▸ INSTRUCTION: Repeat the data below exactly, dropping any pictures it holds.

___ MATERIAL ___

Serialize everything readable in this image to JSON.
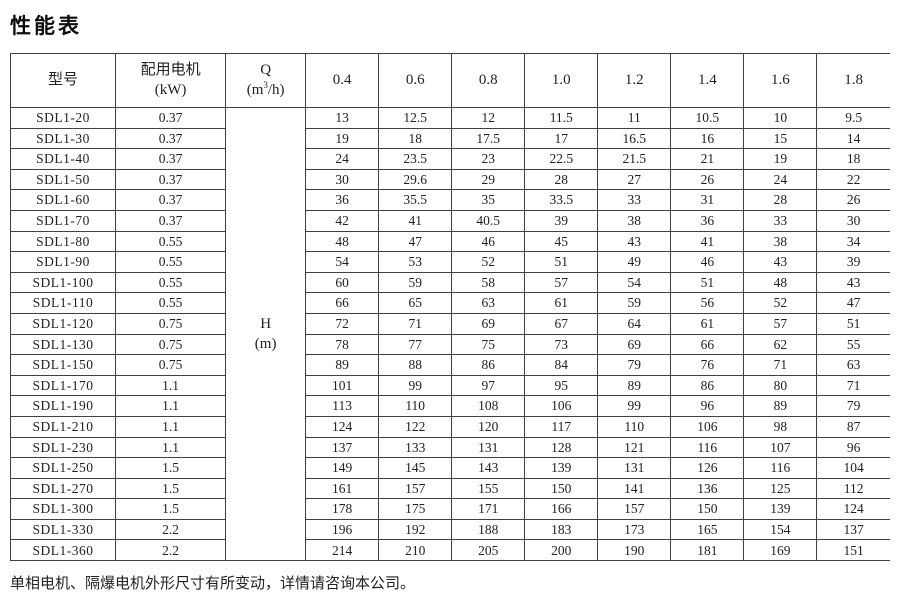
{
  "title": "性能表",
  "table": {
    "col_model": "型号",
    "col_motor_line1": "配用电机",
    "col_motor_line2": "(kW)",
    "col_q_line1": "Q",
    "q_unit": {
      "pre": "(m",
      "sup": "3",
      "post": "/h)"
    },
    "h_label_line1": "H",
    "h_label_line2": "(m)",
    "flow_headers": [
      "0.4",
      "0.6",
      "0.8",
      "1.0",
      "1.2",
      "1.4",
      "1.6",
      "1.8"
    ],
    "rows": [
      {
        "model": "SDL1-20",
        "power": "0.37",
        "h": [
          "13",
          "12.5",
          "12",
          "11.5",
          "11",
          "10.5",
          "10",
          "9.5"
        ]
      },
      {
        "model": "SDL1-30",
        "power": "0.37",
        "h": [
          "19",
          "18",
          "17.5",
          "17",
          "16.5",
          "16",
          "15",
          "14"
        ]
      },
      {
        "model": "SDL1-40",
        "power": "0.37",
        "h": [
          "24",
          "23.5",
          "23",
          "22.5",
          "21.5",
          "21",
          "19",
          "18"
        ]
      },
      {
        "model": "SDL1-50",
        "power": "0.37",
        "h": [
          "30",
          "29.6",
          "29",
          "28",
          "27",
          "26",
          "24",
          "22"
        ]
      },
      {
        "model": "SDL1-60",
        "power": "0.37",
        "h": [
          "36",
          "35.5",
          "35",
          "33.5",
          "33",
          "31",
          "28",
          "26"
        ]
      },
      {
        "model": "SDL1-70",
        "power": "0.37",
        "h": [
          "42",
          "41",
          "40.5",
          "39",
          "38",
          "36",
          "33",
          "30"
        ]
      },
      {
        "model": "SDL1-80",
        "power": "0.55",
        "h": [
          "48",
          "47",
          "46",
          "45",
          "43",
          "41",
          "38",
          "34"
        ]
      },
      {
        "model": "SDL1-90",
        "power": "0.55",
        "h": [
          "54",
          "53",
          "52",
          "51",
          "49",
          "46",
          "43",
          "39"
        ]
      },
      {
        "model": "SDL1-100",
        "power": "0.55",
        "h": [
          "60",
          "59",
          "58",
          "57",
          "54",
          "51",
          "48",
          "43"
        ]
      },
      {
        "model": "SDL1-110",
        "power": "0.55",
        "h": [
          "66",
          "65",
          "63",
          "61",
          "59",
          "56",
          "52",
          "47"
        ]
      },
      {
        "model": "SDL1-120",
        "power": "0.75",
        "h": [
          "72",
          "71",
          "69",
          "67",
          "64",
          "61",
          "57",
          "51"
        ]
      },
      {
        "model": "SDL1-130",
        "power": "0.75",
        "h": [
          "78",
          "77",
          "75",
          "73",
          "69",
          "66",
          "62",
          "55"
        ]
      },
      {
        "model": "SDL1-150",
        "power": "0.75",
        "h": [
          "89",
          "88",
          "86",
          "84",
          "79",
          "76",
          "71",
          "63"
        ]
      },
      {
        "model": "SDL1-170",
        "power": "1.1",
        "h": [
          "101",
          "99",
          "97",
          "95",
          "89",
          "86",
          "80",
          "71"
        ]
      },
      {
        "model": "SDL1-190",
        "power": "1.1",
        "h": [
          "113",
          "110",
          "108",
          "106",
          "99",
          "96",
          "89",
          "79"
        ]
      },
      {
        "model": "SDL1-210",
        "power": "1.1",
        "h": [
          "124",
          "122",
          "120",
          "117",
          "110",
          "106",
          "98",
          "87"
        ]
      },
      {
        "model": "SDL1-230",
        "power": "1.1",
        "h": [
          "137",
          "133",
          "131",
          "128",
          "121",
          "116",
          "107",
          "96"
        ]
      },
      {
        "model": "SDL1-250",
        "power": "1.5",
        "h": [
          "149",
          "145",
          "143",
          "139",
          "131",
          "126",
          "116",
          "104"
        ]
      },
      {
        "model": "SDL1-270",
        "power": "1.5",
        "h": [
          "161",
          "157",
          "155",
          "150",
          "141",
          "136",
          "125",
          "112"
        ]
      },
      {
        "model": "SDL1-300",
        "power": "1.5",
        "h": [
          "178",
          "175",
          "171",
          "166",
          "157",
          "150",
          "139",
          "124"
        ]
      },
      {
        "model": "SDL1-330",
        "power": "2.2",
        "h": [
          "196",
          "192",
          "188",
          "183",
          "173",
          "165",
          "154",
          "137"
        ]
      },
      {
        "model": "SDL1-360",
        "power": "2.2",
        "h": [
          "214",
          "210",
          "205",
          "200",
          "190",
          "181",
          "169",
          "151"
        ]
      }
    ]
  },
  "footer_note": "单相电机、隔爆电机外形尺寸有所变动，详情请咨询本公司。"
}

___

▸ EXERCISE OUTPUT:
Serialize everything readable in this image to JSON.
{
  "title": "性能表",
  "table": {
    "col_model": "型号",
    "col_motor_line1": "配用电机",
    "col_motor_line2": "(kW)",
    "col_q_line1": "Q",
    "q_unit": {
      "pre": "(m",
      "sup": "3",
      "post": "/h)"
    },
    "h_label_line1": "H",
    "h_label_line2": "(m)",
    "flow_headers": [
      "0.4",
      "0.6",
      "0.8",
      "1.0",
      "1.2",
      "1.4",
      "1.6",
      "1.8"
    ],
    "rows": [
      {
        "model": "SDL1-20",
        "power": "0.37",
        "h": [
          "13",
          "12.5",
          "12",
          "11.5",
          "11",
          "10.5",
          "10",
          "9.5"
        ]
      },
      {
        "model": "SDL1-30",
        "power": "0.37",
        "h": [
          "19",
          "18",
          "17.5",
          "17",
          "16.5",
          "16",
          "15",
          "14"
        ]
      },
      {
        "model": "SDL1-40",
        "power": "0.37",
        "h": [
          "24",
          "23.5",
          "23",
          "22.5",
          "21.5",
          "21",
          "19",
          "18"
        ]
      },
      {
        "model": "SDL1-50",
        "power": "0.37",
        "h": [
          "30",
          "29.6",
          "29",
          "28",
          "27",
          "26",
          "24",
          "22"
        ]
      },
      {
        "model": "SDL1-60",
        "power": "0.37",
        "h": [
          "36",
          "35.5",
          "35",
          "33.5",
          "33",
          "31",
          "28",
          "26"
        ]
      },
      {
        "model": "SDL1-70",
        "power": "0.37",
        "h": [
          "42",
          "41",
          "40.5",
          "39",
          "38",
          "36",
          "33",
          "30"
        ]
      },
      {
        "model": "SDL1-80",
        "power": "0.55",
        "h": [
          "48",
          "47",
          "46",
          "45",
          "43",
          "41",
          "38",
          "34"
        ]
      },
      {
        "model": "SDL1-90",
        "power": "0.55",
        "h": [
          "54",
          "53",
          "52",
          "51",
          "49",
          "46",
          "43",
          "39"
        ]
      },
      {
        "model": "SDL1-100",
        "power": "0.55",
        "h": [
          "60",
          "59",
          "58",
          "57",
          "54",
          "51",
          "48",
          "43"
        ]
      },
      {
        "model": "SDL1-110",
        "power": "0.55",
        "h": [
          "66",
          "65",
          "63",
          "61",
          "59",
          "56",
          "52",
          "47"
        ]
      },
      {
        "model": "SDL1-120",
        "power": "0.75",
        "h": [
          "72",
          "71",
          "69",
          "67",
          "64",
          "61",
          "57",
          "51"
        ]
      },
      {
        "model": "SDL1-130",
        "power": "0.75",
        "h": [
          "78",
          "77",
          "75",
          "73",
          "69",
          "66",
          "62",
          "55"
        ]
      },
      {
        "model": "SDL1-150",
        "power": "0.75",
        "h": [
          "89",
          "88",
          "86",
          "84",
          "79",
          "76",
          "71",
          "63"
        ]
      },
      {
        "model": "SDL1-170",
        "power": "1.1",
        "h": [
          "101",
          "99",
          "97",
          "95",
          "89",
          "86",
          "80",
          "71"
        ]
      },
      {
        "model": "SDL1-190",
        "power": "1.1",
        "h": [
          "113",
          "110",
          "108",
          "106",
          "99",
          "96",
          "89",
          "79"
        ]
      },
      {
        "model": "SDL1-210",
        "power": "1.1",
        "h": [
          "124",
          "122",
          "120",
          "117",
          "110",
          "106",
          "98",
          "87"
        ]
      },
      {
        "model": "SDL1-230",
        "power": "1.1",
        "h": [
          "137",
          "133",
          "131",
          "128",
          "121",
          "116",
          "107",
          "96"
        ]
      },
      {
        "model": "SDL1-250",
        "power": "1.5",
        "h": [
          "149",
          "145",
          "143",
          "139",
          "131",
          "126",
          "116",
          "104"
        ]
      },
      {
        "model": "SDL1-270",
        "power": "1.5",
        "h": [
          "161",
          "157",
          "155",
          "150",
          "141",
          "136",
          "125",
          "112"
        ]
      },
      {
        "model": "SDL1-300",
        "power": "1.5",
        "h": [
          "178",
          "175",
          "171",
          "166",
          "157",
          "150",
          "139",
          "124"
        ]
      },
      {
        "model": "SDL1-330",
        "power": "2.2",
        "h": [
          "196",
          "192",
          "188",
          "183",
          "173",
          "165",
          "154",
          "137"
        ]
      },
      {
        "model": "SDL1-360",
        "power": "2.2",
        "h": [
          "214",
          "210",
          "205",
          "200",
          "190",
          "181",
          "169",
          "151"
        ]
      }
    ]
  },
  "footer_note": "单相电机、隔爆电机外形尺寸有所变动，详情请咨询本公司。"
}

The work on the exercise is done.